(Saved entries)
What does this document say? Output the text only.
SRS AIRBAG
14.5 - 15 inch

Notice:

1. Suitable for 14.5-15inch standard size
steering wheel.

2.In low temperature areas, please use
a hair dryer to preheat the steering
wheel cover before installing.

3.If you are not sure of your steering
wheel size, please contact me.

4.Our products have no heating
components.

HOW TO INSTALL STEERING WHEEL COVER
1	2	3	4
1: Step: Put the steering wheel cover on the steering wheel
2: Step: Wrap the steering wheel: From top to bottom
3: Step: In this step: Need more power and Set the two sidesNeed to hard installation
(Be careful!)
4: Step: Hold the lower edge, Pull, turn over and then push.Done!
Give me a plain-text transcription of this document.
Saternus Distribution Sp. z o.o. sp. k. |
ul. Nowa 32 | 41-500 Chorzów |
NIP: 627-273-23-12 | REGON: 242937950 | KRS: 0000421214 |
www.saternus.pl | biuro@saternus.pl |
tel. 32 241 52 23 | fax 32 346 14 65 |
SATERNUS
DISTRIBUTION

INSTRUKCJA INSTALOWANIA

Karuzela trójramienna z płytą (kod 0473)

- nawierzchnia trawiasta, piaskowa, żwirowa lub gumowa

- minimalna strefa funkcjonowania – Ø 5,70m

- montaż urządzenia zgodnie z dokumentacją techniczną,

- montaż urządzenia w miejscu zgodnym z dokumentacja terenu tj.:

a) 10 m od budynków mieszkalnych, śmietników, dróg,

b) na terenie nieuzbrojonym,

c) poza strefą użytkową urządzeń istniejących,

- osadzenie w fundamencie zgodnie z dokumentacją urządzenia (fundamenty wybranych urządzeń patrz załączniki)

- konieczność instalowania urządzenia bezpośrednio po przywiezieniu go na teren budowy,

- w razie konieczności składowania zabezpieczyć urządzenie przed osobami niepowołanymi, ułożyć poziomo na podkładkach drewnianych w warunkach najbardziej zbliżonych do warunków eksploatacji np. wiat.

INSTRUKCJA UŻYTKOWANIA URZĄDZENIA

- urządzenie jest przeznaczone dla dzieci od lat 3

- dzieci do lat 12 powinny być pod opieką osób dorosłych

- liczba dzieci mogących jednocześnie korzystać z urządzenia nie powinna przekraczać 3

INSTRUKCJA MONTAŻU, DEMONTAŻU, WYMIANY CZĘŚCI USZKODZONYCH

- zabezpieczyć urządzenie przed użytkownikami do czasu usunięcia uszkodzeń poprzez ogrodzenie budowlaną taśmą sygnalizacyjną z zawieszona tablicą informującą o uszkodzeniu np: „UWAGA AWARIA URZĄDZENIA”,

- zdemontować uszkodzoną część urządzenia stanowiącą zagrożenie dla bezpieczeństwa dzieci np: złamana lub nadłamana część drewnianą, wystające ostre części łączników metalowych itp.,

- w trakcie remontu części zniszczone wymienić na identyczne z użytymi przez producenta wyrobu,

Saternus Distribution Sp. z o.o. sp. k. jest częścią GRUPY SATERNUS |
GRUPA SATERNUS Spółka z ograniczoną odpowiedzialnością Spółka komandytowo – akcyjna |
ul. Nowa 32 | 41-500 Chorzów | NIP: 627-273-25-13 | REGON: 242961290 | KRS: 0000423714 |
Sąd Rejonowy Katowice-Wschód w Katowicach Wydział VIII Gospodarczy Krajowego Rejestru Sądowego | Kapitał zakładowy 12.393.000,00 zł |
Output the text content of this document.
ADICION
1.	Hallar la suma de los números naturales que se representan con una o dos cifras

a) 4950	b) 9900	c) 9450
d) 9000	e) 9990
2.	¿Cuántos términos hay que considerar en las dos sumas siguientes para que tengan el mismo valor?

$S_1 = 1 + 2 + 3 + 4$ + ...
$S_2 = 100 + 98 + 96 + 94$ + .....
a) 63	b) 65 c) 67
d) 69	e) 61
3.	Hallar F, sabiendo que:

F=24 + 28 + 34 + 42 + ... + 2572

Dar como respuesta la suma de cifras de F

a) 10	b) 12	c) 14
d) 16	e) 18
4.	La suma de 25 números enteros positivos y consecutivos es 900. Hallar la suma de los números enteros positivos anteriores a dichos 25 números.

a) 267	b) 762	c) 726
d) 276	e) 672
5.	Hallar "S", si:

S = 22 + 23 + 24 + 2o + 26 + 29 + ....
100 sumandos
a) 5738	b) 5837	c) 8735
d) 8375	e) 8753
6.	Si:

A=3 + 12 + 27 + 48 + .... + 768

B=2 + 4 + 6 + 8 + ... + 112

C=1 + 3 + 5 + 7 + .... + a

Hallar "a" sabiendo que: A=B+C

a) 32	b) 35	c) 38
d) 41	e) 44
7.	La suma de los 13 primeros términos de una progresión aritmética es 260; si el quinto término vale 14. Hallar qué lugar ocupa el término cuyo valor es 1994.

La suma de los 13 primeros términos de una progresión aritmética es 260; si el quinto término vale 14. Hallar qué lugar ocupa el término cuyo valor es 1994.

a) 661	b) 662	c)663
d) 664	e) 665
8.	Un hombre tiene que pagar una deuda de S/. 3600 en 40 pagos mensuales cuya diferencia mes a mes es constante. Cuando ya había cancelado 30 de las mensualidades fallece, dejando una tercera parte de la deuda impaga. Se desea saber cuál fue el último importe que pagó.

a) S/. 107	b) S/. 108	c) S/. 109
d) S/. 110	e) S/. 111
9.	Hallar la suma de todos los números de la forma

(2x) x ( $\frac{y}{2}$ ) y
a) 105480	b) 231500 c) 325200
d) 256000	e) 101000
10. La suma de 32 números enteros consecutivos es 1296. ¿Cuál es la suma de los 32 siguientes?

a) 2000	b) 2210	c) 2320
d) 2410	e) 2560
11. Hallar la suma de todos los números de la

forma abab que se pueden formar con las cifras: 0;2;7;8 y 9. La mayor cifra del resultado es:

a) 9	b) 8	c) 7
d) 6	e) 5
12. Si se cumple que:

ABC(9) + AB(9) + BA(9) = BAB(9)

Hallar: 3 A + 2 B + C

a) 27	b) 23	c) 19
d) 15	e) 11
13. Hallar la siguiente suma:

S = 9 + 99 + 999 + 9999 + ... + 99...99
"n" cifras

(Problem details) Retype the entries one by one, exactly.

(The answer)
What does this document say? Output the text only.
SRS AIRBAG
14.5 - 15 inch

Notice:

1. Suitable for 14.5-15inch standard size
steering wheel.

2.In low temperature areas, please use
a hair dryer to preheat the steering
wheel cover before installing.

3.If you are not sure of your steering
wheel size, please contact me.

4.Our products have no heating
components.

HOW TO INSTALL STEERING WHEEL COVER
1	2	3	4
1: Step: Put the steering wheel cover on the steering wheel
2: Step: Wrap the steering wheel: From top to bottom
3: Step: In this step: Need more power and Set the two sidesNeed to hard installation
(Be careful!)
4: Step: Hold the lower edge, Pull, turn over and then push.Done!
Give me a plain-text transcription of this document.
Saternus Distribution Sp. z o.o. sp. k. |
ul. Nowa 32 | 41-500 Chorzów |
NIP: 627-273-23-12 | REGON: 242937950 | KRS: 0000421214 |
www.saternus.pl | biuro@saternus.pl |
tel. 32 241 52 23 | fax 32 346 14 65 |
SATERNUS
DISTRIBUTION

INSTRUKCJA INSTALOWANIA

Karuzela trójramienna z płytą (kod 0473)

- nawierzchnia trawiasta, piaskowa, żwirowa lub gumowa

- minimalna strefa funkcjonowania – Ø 5,70m

- montaż urządzenia zgodnie z dokumentacją techniczną,

- montaż urządzenia w miejscu zgodnym z dokumentacja terenu tj.:

a) 10 m od budynków mieszkalnych, śmietników, dróg,

b) na terenie nieuzbrojonym,

c) poza strefą użytkową urządzeń istniejących,

- osadzenie w fundamencie zgodnie z dokumentacją urządzenia (fundamenty wybranych urządzeń patrz załączniki)

- konieczność instalowania urządzenia bezpośrednio po przywiezieniu go na teren budowy,

- w razie konieczności składowania zabezpieczyć urządzenie przed osobami niepowołanymi, ułożyć poziomo na podkładkach drewnianych w warunkach najbardziej zbliżonych do warunków eksploatacji np. wiat.

INSTRUKCJA UŻYTKOWANIA URZĄDZENIA

- urządzenie jest przeznaczone dla dzieci od lat 3

- dzieci do lat 12 powinny być pod opieką osób dorosłych

- liczba dzieci mogących jednocześnie korzystać z urządzenia nie powinna przekraczać 3

INSTRUKCJA MONTAŻU, DEMONTAŻU, WYMIANY CZĘŚCI USZKODZONYCH

- zabezpieczyć urządzenie przed użytkownikami do czasu usunięcia uszkodzeń poprzez ogrodzenie budowlaną taśmą sygnalizacyjną z zawieszona tablicą informującą o uszkodzeniu np: „UWAGA AWARIA URZĄDZENIA”,

- zdemontować uszkodzoną część urządzenia stanowiącą zagrożenie dla bezpieczeństwa dzieci np: złamana lub nadłamana część drewnianą, wystające ostre części łączników metalowych itp.,

- w trakcie remontu części zniszczone wymienić na identyczne z użytymi przez producenta wyrobu,

Saternus Distribution Sp. z o.o. sp. k. jest częścią GRUPY SATERNUS |
GRUPA SATERNUS Spółka z ograniczoną odpowiedzialnością Spółka komandytowo – akcyjna |
ul. Nowa 32 | 41-500 Chorzów | NIP: 627-273-25-13 | REGON: 242961290 | KRS: 0000423714 |
Sąd Rejonowy Katowice-Wschód w Katowicach Wydział VIII Gospodarczy Krajowego Rejestru Sądowego | Kapitał zakładowy 12.393.000,00 zł |
Output the text content of this document.
ADICION
1.	Hallar la suma de los números naturales que se representan con una o dos cifras

a) 4950	b) 9900	c) 9450
d) 9000	e) 9990
2.	¿Cuántos términos hay que considerar en las dos sumas siguientes para que tengan el mismo valor?

$S_1 = 1 + 2 + 3 + 4$ + ...
$S_2 = 100 + 98 + 96 + 94$ + .....
a) 63	b) 65 c) 67
d) 69	e) 61
3.	Hallar F, sabiendo que:

F=24 + 28 + 34 + 42 + ... + 2572

Dar como respuesta la suma de cifras de F

a) 10	b) 12	c) 14
d) 16	e) 18
4.	La suma de 25 números enteros positivos y consecutivos es 900. Hallar la suma de los números enteros positivos anteriores a dichos 25 números.

a) 267	b) 762	c) 726
d) 276	e) 672
5.	Hallar "S", si:

S = 22 + 23 + 24 + 2o + 26 + 29 + ....
100 sumandos
a) 5738	b) 5837	c) 8735
d) 8375	e) 8753
6.	Si:

A=3 + 12 + 27 + 48 + .... + 768

B=2 + 4 + 6 + 8 + ... + 112

C=1 + 3 + 5 + 7 + .... + a

Hallar "a" sabiendo que: A=B+C

a) 32	b) 35	c) 38
d) 41	e) 44
7.	La suma de los 13 primeros términos de una progresión aritmética es 260; si el quinto término vale 14. Hallar qué lugar ocupa el término cuyo valor es 1994.

La suma de los 13 primeros términos de una progresión aritmética es 260; si el quinto término vale 14. Hallar qué lugar ocupa el término cuyo valor es 1994.

a) 661	b) 662	c)663
d) 664	e) 665
8.	Un hombre tiene que pagar una deuda de S/. 3600 en 40 pagos mensuales cuya diferencia mes a mes es constante. Cuando ya había cancelado 30 de las mensualidades fallece, dejando una tercera parte de la deuda impaga. Se desea saber cuál fue el último importe que pagó.

a) S/. 107	b) S/. 108	c) S/. 109
d) S/. 110	e) S/. 111
9.	Hallar la suma de todos los números de la forma

(2x) x ( $\frac{y}{2}$ ) y
a) 105480	b) 231500 c) 325200
d) 256000	e) 101000
10. La suma de 32 números enteros consecutivos es 1296. ¿Cuál es la suma de los 32 siguientes?

a) 2000	b) 2210	c) 2320
d) 2410	e) 2560
11. Hallar la suma de todos los números de la

forma abab que se pueden formar con las cifras: 0;2;7;8 y 9. La mayor cifra del resultado es:

a) 9	b) 8	c) 7
d) 6	e) 5
12. Si se cumple que:

ABC(9) + AB(9) + BA(9) = BAB(9)

Hallar: 3 A + 2 B + C

a) 27	b) 23	c) 19
d) 15	e) 11
13. Hallar la siguiente suma:

S = 9 + 99 + 999 + 9999 + ... + 99...99
"n" cifras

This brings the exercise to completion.